··· PROVIDED ENTRIES ···

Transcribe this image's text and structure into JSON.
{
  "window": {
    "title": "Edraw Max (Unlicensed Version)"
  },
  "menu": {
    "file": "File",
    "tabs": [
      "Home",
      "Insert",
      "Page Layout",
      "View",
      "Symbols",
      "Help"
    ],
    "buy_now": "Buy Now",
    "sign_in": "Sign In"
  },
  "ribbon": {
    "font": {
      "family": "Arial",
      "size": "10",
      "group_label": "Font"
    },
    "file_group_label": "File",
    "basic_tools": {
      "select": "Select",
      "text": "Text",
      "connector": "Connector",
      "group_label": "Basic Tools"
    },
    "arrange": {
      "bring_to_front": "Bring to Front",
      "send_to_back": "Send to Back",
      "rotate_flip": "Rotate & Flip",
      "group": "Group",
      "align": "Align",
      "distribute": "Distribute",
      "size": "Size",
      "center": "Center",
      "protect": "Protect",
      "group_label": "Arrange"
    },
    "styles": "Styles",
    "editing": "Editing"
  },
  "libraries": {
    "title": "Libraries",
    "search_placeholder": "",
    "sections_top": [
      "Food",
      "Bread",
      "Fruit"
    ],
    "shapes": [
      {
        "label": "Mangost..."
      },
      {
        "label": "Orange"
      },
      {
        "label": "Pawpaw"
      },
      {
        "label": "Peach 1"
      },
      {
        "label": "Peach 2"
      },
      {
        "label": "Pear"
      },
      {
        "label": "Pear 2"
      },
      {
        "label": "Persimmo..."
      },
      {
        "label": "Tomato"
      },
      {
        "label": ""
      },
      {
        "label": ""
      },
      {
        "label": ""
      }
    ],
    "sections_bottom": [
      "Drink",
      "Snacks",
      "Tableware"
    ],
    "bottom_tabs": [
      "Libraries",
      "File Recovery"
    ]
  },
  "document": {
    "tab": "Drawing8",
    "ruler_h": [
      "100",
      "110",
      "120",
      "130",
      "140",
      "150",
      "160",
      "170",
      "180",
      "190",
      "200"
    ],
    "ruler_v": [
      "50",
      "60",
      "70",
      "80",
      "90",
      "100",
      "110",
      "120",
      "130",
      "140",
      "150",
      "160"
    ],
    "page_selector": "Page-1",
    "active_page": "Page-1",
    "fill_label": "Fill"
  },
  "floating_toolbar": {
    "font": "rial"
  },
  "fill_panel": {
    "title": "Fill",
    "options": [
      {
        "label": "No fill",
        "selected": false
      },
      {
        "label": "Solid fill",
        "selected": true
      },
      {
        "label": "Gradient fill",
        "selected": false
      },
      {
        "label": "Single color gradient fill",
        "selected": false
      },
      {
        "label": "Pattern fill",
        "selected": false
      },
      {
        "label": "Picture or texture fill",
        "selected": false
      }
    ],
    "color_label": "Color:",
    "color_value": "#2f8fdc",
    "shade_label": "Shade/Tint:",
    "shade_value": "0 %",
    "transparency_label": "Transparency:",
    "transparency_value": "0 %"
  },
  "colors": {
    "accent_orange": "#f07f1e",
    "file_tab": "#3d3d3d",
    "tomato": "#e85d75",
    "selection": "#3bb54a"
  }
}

···

Return all of the above records exactly, leaving no line out.

Transcribe this image's text and structure into JSON.
{
  "window": {
    "title": "Edraw Max (Unlicensed Version)"
  },
  "menu": {
    "file": "File",
    "tabs": [
      "Home",
      "Insert",
      "Page Layout",
      "View",
      "Symbols",
      "Help"
    ],
    "buy_now": "Buy Now",
    "sign_in": "Sign In"
  },
  "ribbon": {
    "font": {
      "family": "Arial",
      "size": "10",
      "group_label": "Font"
    },
    "file_group_label": "File",
    "basic_tools": {
      "select": "Select",
      "text": "Text",
      "connector": "Connector",
      "group_label": "Basic Tools"
    },
    "arrange": {
      "bring_to_front": "Bring to Front",
      "send_to_back": "Send to Back",
      "rotate_flip": "Rotate & Flip",
      "group": "Group",
      "align": "Align",
      "distribute": "Distribute",
      "size": "Size",
      "center": "Center",
      "protect": "Protect",
      "group_label": "Arrange"
    },
    "styles": "Styles",
    "editing": "Editing"
  },
  "libraries": {
    "title": "Libraries",
    "search_placeholder": "",
    "sections_top": [
      "Food",
      "Bread",
      "Fruit"
    ],
    "shapes": [
      {
        "label": "Mangost..."
      },
      {
        "label": "Orange"
      },
      {
        "label": "Pawpaw"
      },
      {
        "label": "Peach 1"
      },
      {
        "label": "Peach 2"
      },
      {
        "label": "Pear"
      },
      {
        "label": "Pear 2"
      },
      {
        "label": "Persimmo..."
      },
      {
        "label": "Tomato"
      },
      {
        "label": ""
      },
      {
        "label": ""
      },
      {
        "label": ""
      }
    ],
    "sections_bottom": [
      "Drink",
      "Snacks",
      "Tableware"
    ],
    "bottom_tabs": [
      "Libraries",
      "File Recovery"
    ]
  },
  "document": {
    "tab": "Drawing8",
    "ruler_h": [
      "100",
      "110",
      "120",
      "130",
      "140",
      "150",
      "160",
      "170",
      "180",
      "190",
      "200"
    ],
    "ruler_v": [
      "50",
      "60",
      "70",
      "80",
      "90",
      "100",
      "110",
      "120",
      "130",
      "140",
      "150",
      "160"
    ],
    "page_selector": "Page-1",
    "active_page": "Page-1",
    "fill_label": "Fill"
  },
  "floating_toolbar": {
    "font": "rial"
  },
  "fill_panel": {
    "title": "Fill",
    "options": [
      {
        "label": "No fill",
        "selected": false
      },
      {
        "label": "Solid fill",
        "selected": true
      },
      {
        "label": "Gradient fill",
        "selected": false
      },
      {
        "label": "Single color gradient fill",
        "selected": false
      },
      {
        "label": "Pattern fill",
        "selected": false
      },
      {
        "label": "Picture or texture fill",
        "selected": false
      }
    ],
    "color_label": "Color:",
    "color_value": "#2f8fdc",
    "shade_label": "Shade/Tint:",
    "shade_value": "0 %",
    "transparency_label": "Transparency:",
    "transparency_value": "0 %"
  },
  "colors": {
    "accent_orange": "#f07f1e",
    "file_tab": "#3d3d3d",
    "tomato": "#e85d75",
    "selection": "#3bb54a"
  }
}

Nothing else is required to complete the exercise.